* Given entries:

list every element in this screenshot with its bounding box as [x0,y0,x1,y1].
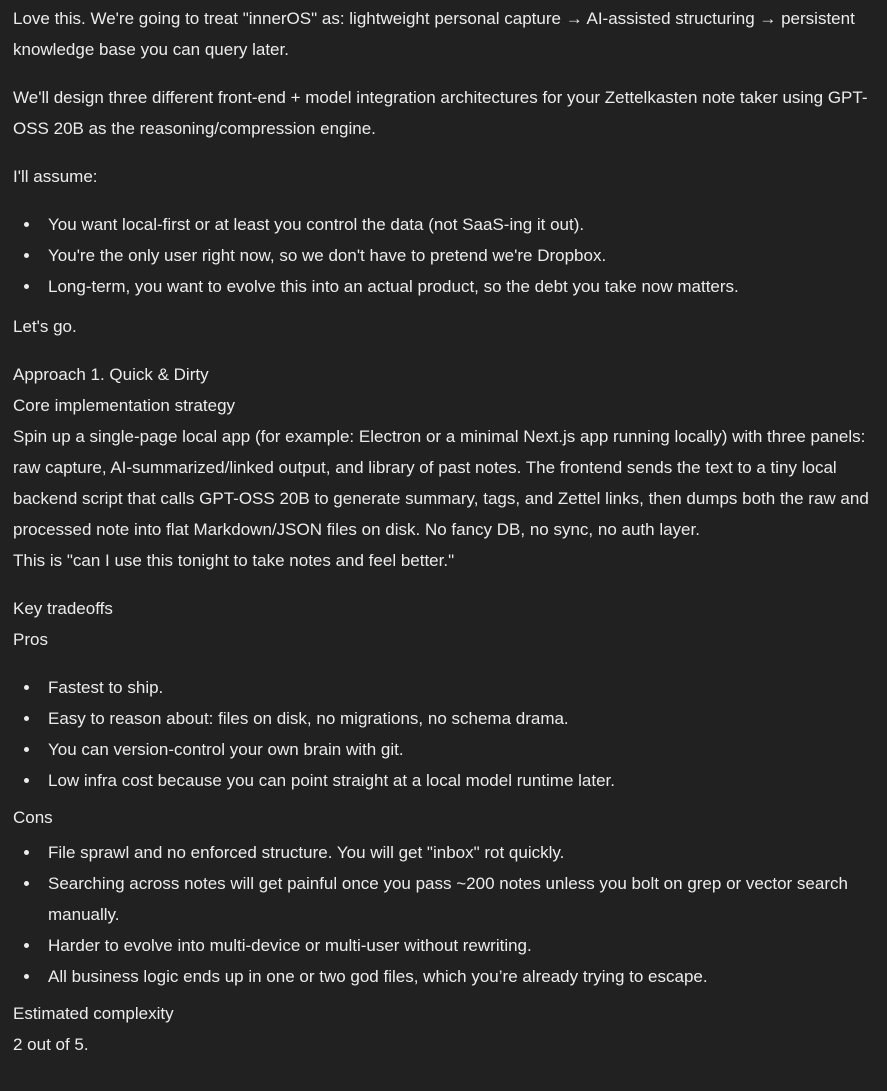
list-item: You're the only user right now, so we don't have to pretend we're Dropbox. [13,240,875,271]
assumptions-lead: I'll assume: [13,167,98,186]
strategy-text: Spin up a single-page local app (for example: Electron or a minimal Next.js app running locally) with three panels: raw capture, AI-summarized/linked output, and library of past notes. The frontend sends the text to a tiny local backend script that calls GPT-OSS 20B to generate summary, tags, and Zettel links, then dumps both the raw and processed note into flat Markdown/JSON files on disk. No fancy DB, no sync, no auth layer. [13,427,869,539]
list-item: Low infra cost because you can point straight at a local model runtime later. [13,765,875,796]
cons-heading: Cons [13,808,53,827]
list-item: Easy to reason about: files on disk, no migrations, no schema drama. [13,703,875,734]
assumptions-list [13,209,875,302]
cons-list [13,837,875,992]
intro-paragraph: Love this. We're going to treat "innerOS" as: lightweight personal capture → AI-assisted structuring → persistent knowledge base you can query later. [13,9,855,59]
list-item: You can version-control your own brain with git. [13,734,875,765]
approach-heading: Approach 1. Quick & Dirty [13,365,209,384]
list-item: Long-term, you want to evolve this into an actual product, so the debt you take now matters. [13,271,875,302]
list-item: You want local-first or at least you control the data (not SaaS-ing it out). [13,209,875,240]
list-item: All business logic ends up in one or two god files, which you’re already trying to escape. [13,961,875,992]
intro-paragraph: We'll design three different front-end + model integration architectures for your Zettelkasten note taker using GPT-OSS 20B as the reasoning/compression engine. [13,88,868,138]
strategy-heading: Core implementation strategy [13,396,236,415]
strategy-note: This is "can I use this tonight to take notes and feel better." [13,551,455,570]
list-item: Harder to evolve into multi-device or multi-user without rewriting. [13,930,875,961]
complexity-value: 2 out of 5. [13,1035,89,1054]
tradeoffs-heading: Key tradeoffs [13,599,113,618]
list-item: Searching across notes will get painful once you pass ~200 notes unless you bolt on grep or vector search manually. [13,868,875,930]
list-item: Fastest to ship. [13,672,875,703]
list-item: File sprawl and no enforced structure. You will get "inbox" rot quickly. [13,837,875,868]
intro-closing: Let's go. [13,317,77,336]
pros-list [13,672,875,796]
complexity-heading: Estimated complexity [13,1004,174,1023]
pros-heading: Pros [13,630,48,649]
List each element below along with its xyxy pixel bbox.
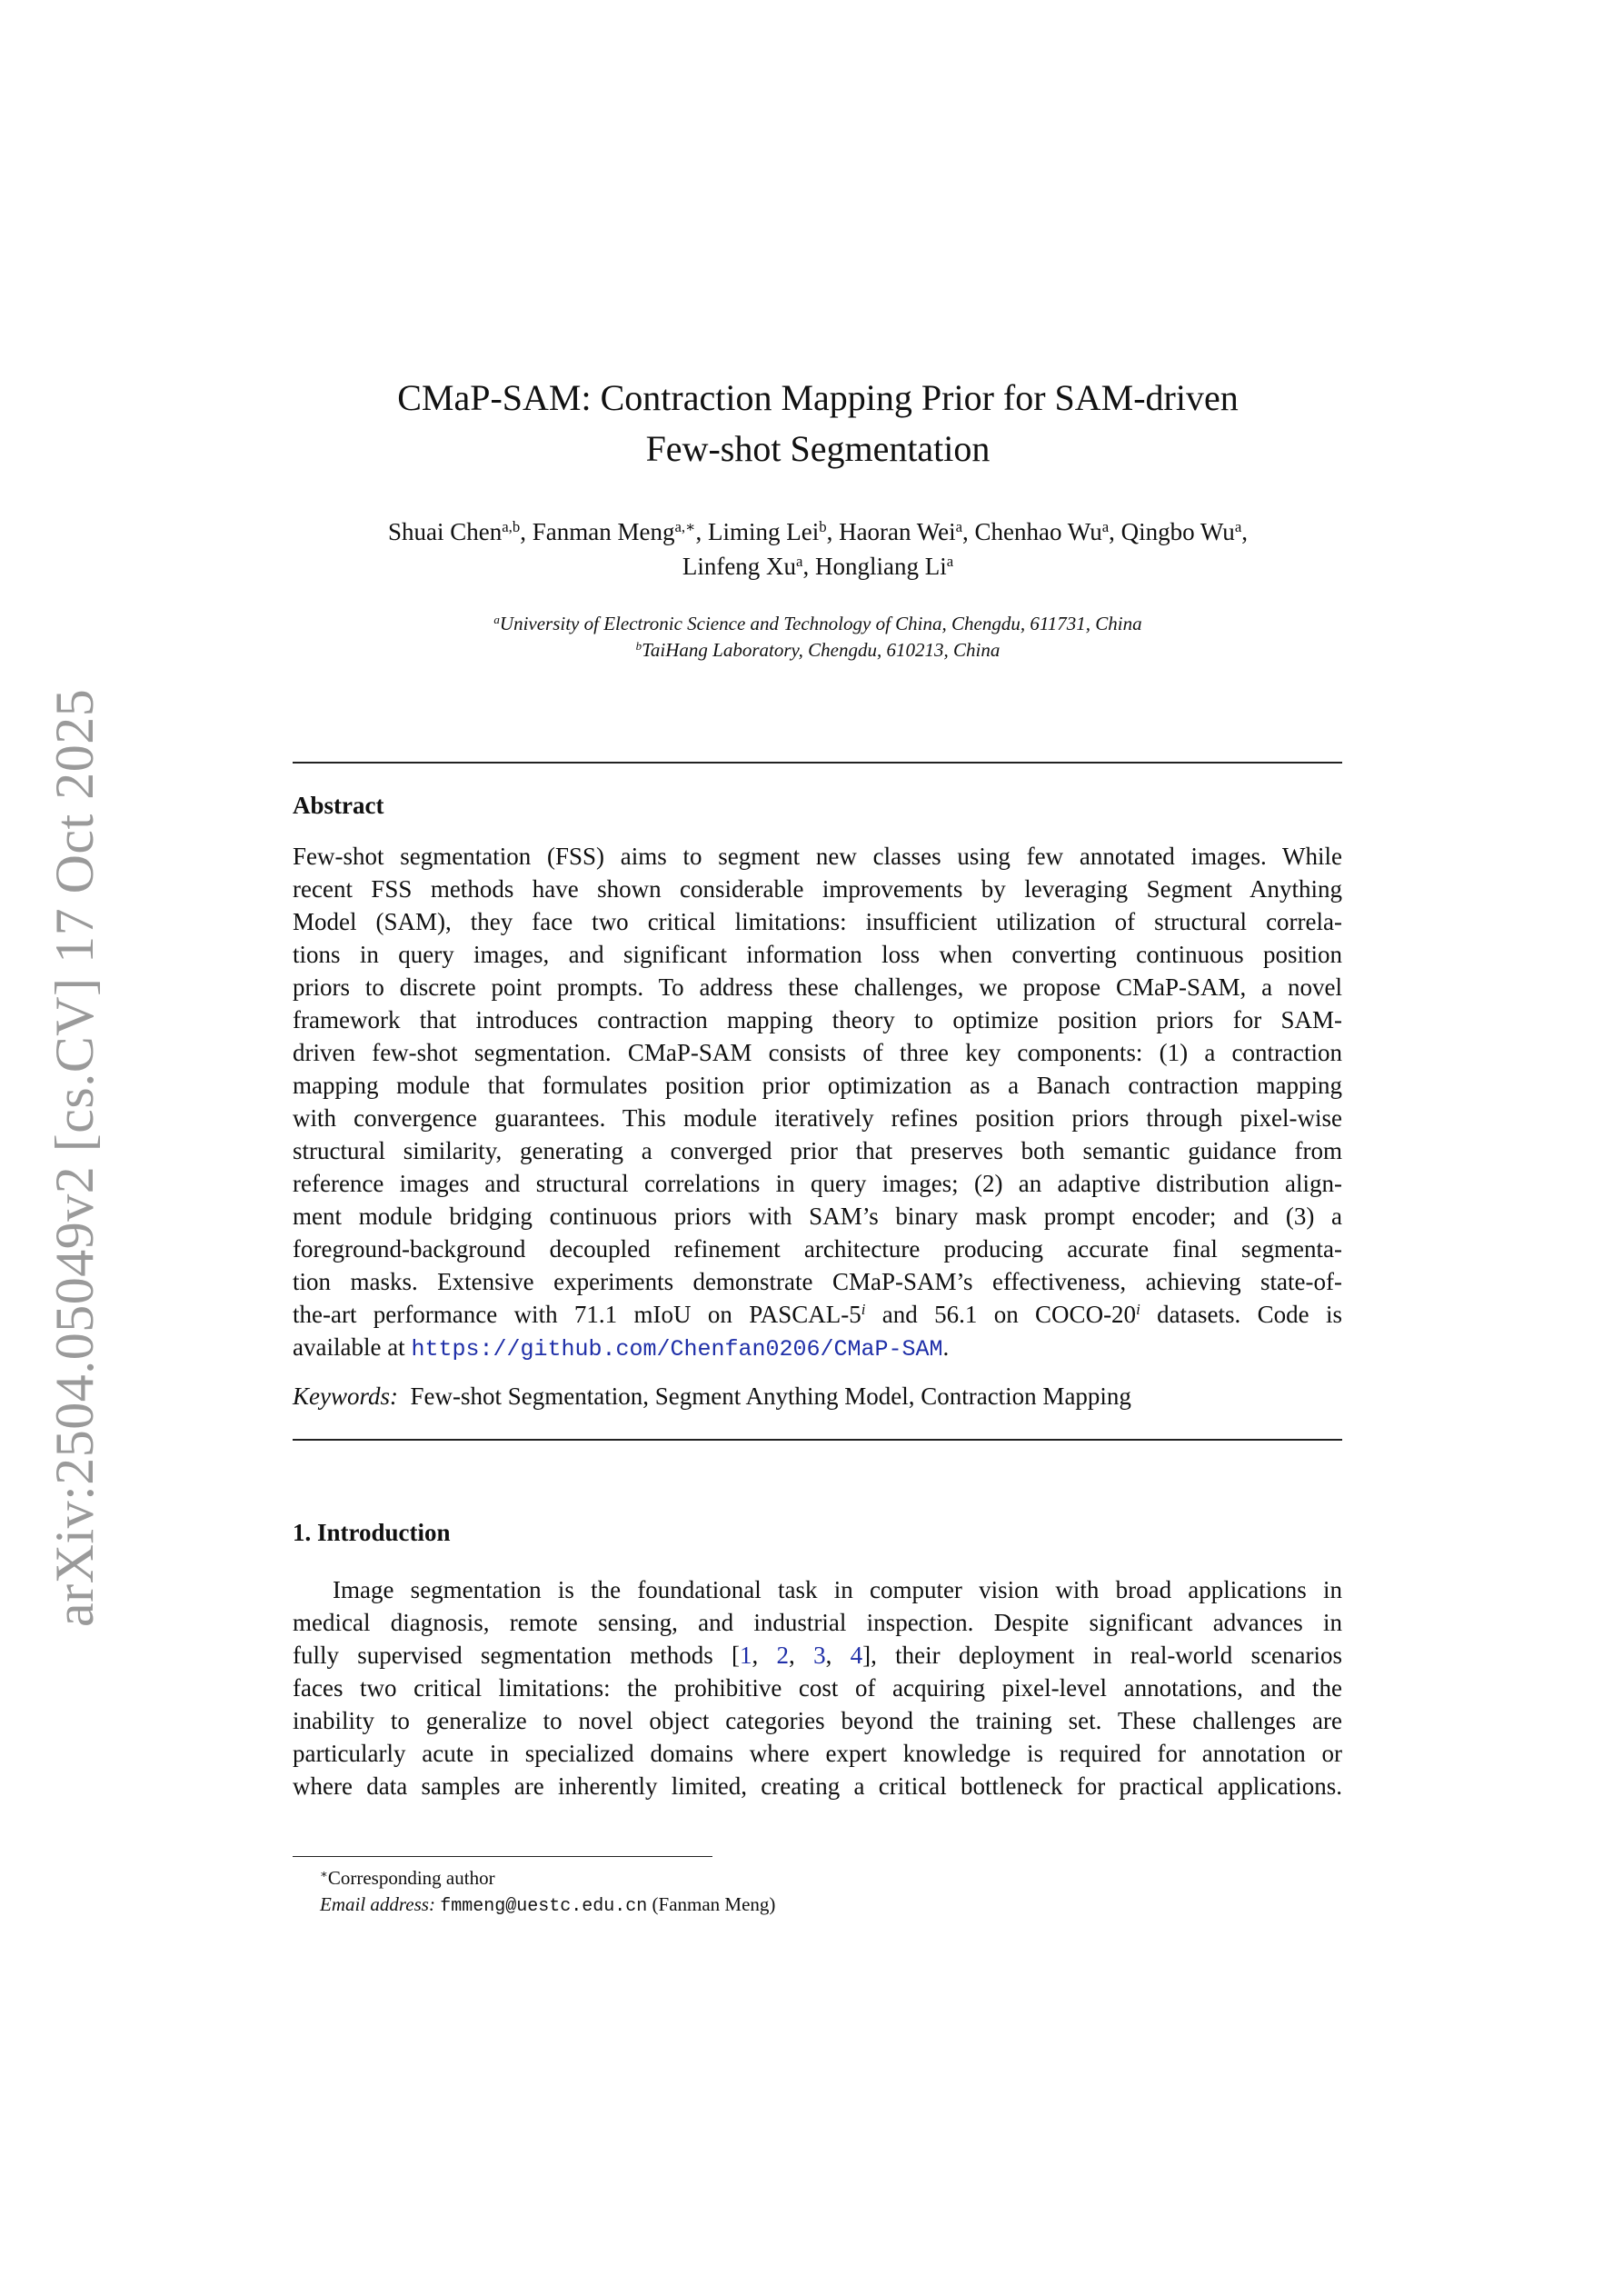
abstract-body	[293, 840, 1342, 1363]
keywords-label: Keywords:	[293, 1383, 398, 1410]
abstract-line: tion masks. Extensive experiments demonstrate CMaP-SAM’s effectiveness, achieving state-of-	[293, 1268, 1342, 1295]
author-separator: ,	[1109, 518, 1121, 545]
code-period: .	[942, 1333, 950, 1361]
coco-superscript-i: i	[1136, 1300, 1140, 1318]
author-name: Linfeng Xu	[682, 553, 797, 580]
author-line-2	[291, 549, 1345, 584]
abstract-line: foreground-background decoupled refinement architecture producing accurate final segmenta-	[293, 1235, 1342, 1263]
intro-text-before: fully supervised segmentation methods [	[293, 1642, 740, 1669]
abstract-line: structural similarity, generating a converged prior that preserves both semantic guidance from	[293, 1137, 1342, 1164]
intro-line-citations: fully supervised segmentation methods [1, 2, 3, 4], their deployment in real-world scenarios	[293, 1642, 1343, 1669]
introduction-body	[293, 1573, 1342, 1802]
author-separator: ,	[962, 518, 975, 545]
author-name: Chenhao Wu	[974, 518, 1102, 545]
abstract-line: priors to discrete point prompts. To address these challenges, we propose CMaP-SAM, a novel	[293, 973, 1342, 1001]
code-availability-text: available at	[293, 1333, 412, 1361]
paper-title	[291, 373, 1345, 474]
section-heading-introduction: 1. Introduction	[293, 1519, 451, 1546]
abstract-line: with convergence guarantees. This module iteratively refines position priors through pixel-wise	[293, 1104, 1342, 1132]
keywords-line	[293, 1380, 1342, 1413]
intro-text-after: ], their deployment in real-world scenarios	[862, 1642, 1343, 1669]
pascal-superscript-i: i	[861, 1300, 866, 1318]
abstract-bottom-rule	[293, 1439, 1342, 1441]
author-name: Fanman Meng	[532, 518, 675, 545]
author-name: Hongliang Li	[814, 553, 947, 580]
abstract-line: driven few-shot segmentation. CMaP-SAM consists of three key components: (1) a contraction	[293, 1039, 1342, 1066]
author-name: Liming Lei	[707, 518, 820, 545]
citation-link-3[interactable]: 3	[813, 1642, 826, 1669]
arxiv-identifier-stamp: arXiv:2504.05049v2 [cs.CV] 17 Oct 2025	[45, 688, 105, 1627]
author-separator: ,	[826, 518, 840, 545]
coco-superscript	[1136, 1301, 1140, 1318]
affiliation-b	[291, 637, 1345, 664]
abstract-line-results	[293, 1298, 1342, 1331]
github-link[interactable]: https://github.com/Chenfan0206/CMaP-SAM	[411, 1336, 943, 1363]
abstract-line-code	[293, 1331, 1342, 1363]
title-line-2: Few-shot Segmentation	[645, 428, 991, 469]
affiliation-mark: a	[493, 612, 500, 626]
intro-line: faces two critical limitations: the prohibitive cost of acquiring pixel-level annotations, and the	[293, 1674, 1342, 1702]
author-name: Qingbo Wu	[1120, 518, 1235, 545]
citation-link-2[interactable]: 2	[776, 1642, 790, 1669]
footnote-corresponding-text: Corresponding author	[327, 1867, 495, 1889]
footnote-rule	[293, 1856, 712, 1857]
author-affiliation-mark: a	[796, 552, 803, 570]
author-separator: ,	[695, 518, 708, 545]
affiliation-a	[291, 611, 1345, 637]
affiliation-mark: b	[635, 638, 642, 653]
footnote-block	[320, 1865, 775, 1920]
abstract-line: ment module bridging continuous priors with SAM’s binary mask prompt encoder; and (3) a	[293, 1203, 1342, 1230]
author-list	[291, 514, 1345, 584]
author-separator: ,	[520, 518, 533, 545]
intro-line: particularly acute in specialized domains where expert knowledge is required for annotation or	[293, 1740, 1342, 1767]
citation-link-1[interactable]: 1	[740, 1642, 752, 1669]
author-affiliation-mark: b	[819, 517, 827, 535]
abstract-line: recent FSS methods have shown considerable improvements by leveraging Segment Anything	[293, 875, 1342, 903]
pascal-superscript	[861, 1301, 866, 1318]
author-name: Haoran Wei	[839, 518, 956, 545]
intro-line: inability to generalize to novel object categories beyond the training set. These challenges are	[293, 1707, 1342, 1734]
results-text-before: the-art performance with 71.1 mIoU on PASCAL-5	[293, 1301, 861, 1328]
footnote-email	[320, 1892, 775, 1920]
results-text-middle: and 56.1 on COCO-20	[881, 1301, 1137, 1328]
abstract-line: tions in query images, and significant information loss when converting continuous position	[293, 941, 1342, 968]
keywords-text: Few-shot Segmentation, Segment Anything Model, Contraction Mapping	[410, 1383, 1131, 1410]
abstract-line: Model (SAM), they face two critical limitations: insufficient utilization of structural correla-	[293, 908, 1342, 935]
affiliation-text: University of Electronic Science and Technology of China, Chengdu, 611731, China	[499, 613, 1142, 634]
abstract-line: framework that introduces contraction mapping theory to optimize position priors for SAM-	[293, 1006, 1342, 1033]
author-affiliation-mark: a,∗	[674, 517, 696, 535]
affiliation-text: TaiHang Laboratory, Chengdu, 610213, China	[642, 639, 1001, 661]
affiliation-list	[291, 611, 1345, 664]
abstract-line: reference images and structural correlations in query images; (2) an adaptive distribution align-	[293, 1170, 1342, 1197]
footnote-mark: ∗	[320, 1866, 328, 1881]
email-label: Email address:	[320, 1893, 435, 1915]
intro-line: medical diagnosis, remote sensing, and industrial inspection. Despite significant advances in	[293, 1609, 1342, 1636]
title-line-1: CMaP-SAM: Contraction Mapping Prior for SAM-driven	[397, 377, 1239, 418]
email-address[interactable]: fmmeng@uestc.edu.cn	[440, 1896, 648, 1917]
footnote-corresponding	[320, 1865, 775, 1892]
abstract-line: mapping module that formulates position prior optimization as a Banach contraction mapping	[293, 1072, 1342, 1099]
author-separator: ,	[802, 553, 815, 580]
author-affiliation-mark: a	[1101, 517, 1110, 535]
abstract-heading: Abstract	[293, 792, 384, 819]
author-affiliation-mark: a	[1234, 517, 1242, 535]
author-affiliation-mark: a	[955, 517, 963, 535]
email-owner: (Fanman Meng)	[652, 1893, 776, 1915]
author-line-1	[291, 514, 1345, 549]
author-separator: ,	[1241, 518, 1248, 545]
author-name: Shuai Chen	[388, 518, 503, 545]
abstract-top-rule	[293, 762, 1342, 764]
citation-link-4[interactable]: 4	[850, 1642, 863, 1669]
results-text-after: datasets. Code is	[1157, 1301, 1342, 1328]
author-affiliation-mark: a	[946, 552, 954, 570]
intro-line: Image segmentation is the foundational task in computer vision with broad applications in	[333, 1576, 1342, 1603]
intro-line: where data samples are inherently limited, creating a critical bottleneck for practical applications.	[293, 1772, 1342, 1800]
author-affiliation-mark: a,b	[502, 517, 521, 535]
abstract-line: Few-shot segmentation (FSS) aims to segment new classes using few annotated images. While	[293, 843, 1342, 870]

* What is needed: Edit the lines starting at the one that contains "840, 1342, 1363]" and ending at the one that contains "1439, 1342, 1441]": change "author-separator" to "name-separator" and keep everything else the same.

* Finished answer:
abstract-body	[293, 840, 1342, 1363]
keywords-label: Keywords:	[293, 1383, 398, 1410]
abstract-line: tion masks. Extensive experiments demonstrate CMaP-SAM’s effectiveness, achieving state-of-	[293, 1268, 1342, 1295]
name-separator: ,	[1109, 518, 1121, 545]
code-period: .	[942, 1333, 950, 1361]
coco-superscript-i: i	[1136, 1300, 1140, 1318]
author-name: Linfeng Xu	[682, 553, 797, 580]
author-line-2	[291, 549, 1345, 584]
abstract-line: foreground-background decoupled refinement architecture producing accurate final segmenta-	[293, 1235, 1342, 1263]
intro-text-before: fully supervised segmentation methods [	[293, 1642, 740, 1669]
abstract-line: structural similarity, generating a converged prior that preserves both semantic guidance from	[293, 1137, 1342, 1164]
intro-line-citations: fully supervised segmentation methods [1, 2, 3, 4], their deployment in real-world scenarios	[293, 1642, 1343, 1669]
introduction-body	[293, 1573, 1342, 1802]
name-separator: ,	[962, 518, 975, 545]
author-name: Chenhao Wu	[974, 518, 1102, 545]
abstract-line: priors to discrete point prompts. To address these challenges, we propose CMaP-SAM, a novel	[293, 973, 1342, 1001]
code-availability-text: available at	[293, 1333, 412, 1361]
paper-title	[291, 373, 1345, 474]
section-heading-introduction: 1. Introduction	[293, 1519, 451, 1546]
abstract-line: with convergence guarantees. This module iteratively refines position priors through pixel-wise	[293, 1104, 1342, 1132]
keywords-line	[293, 1380, 1342, 1413]
intro-text-after: ], their deployment in real-world scenarios	[862, 1642, 1343, 1669]
pascal-superscript-i: i	[861, 1300, 866, 1318]
abstract-bottom-rule	[293, 1439, 1342, 1441]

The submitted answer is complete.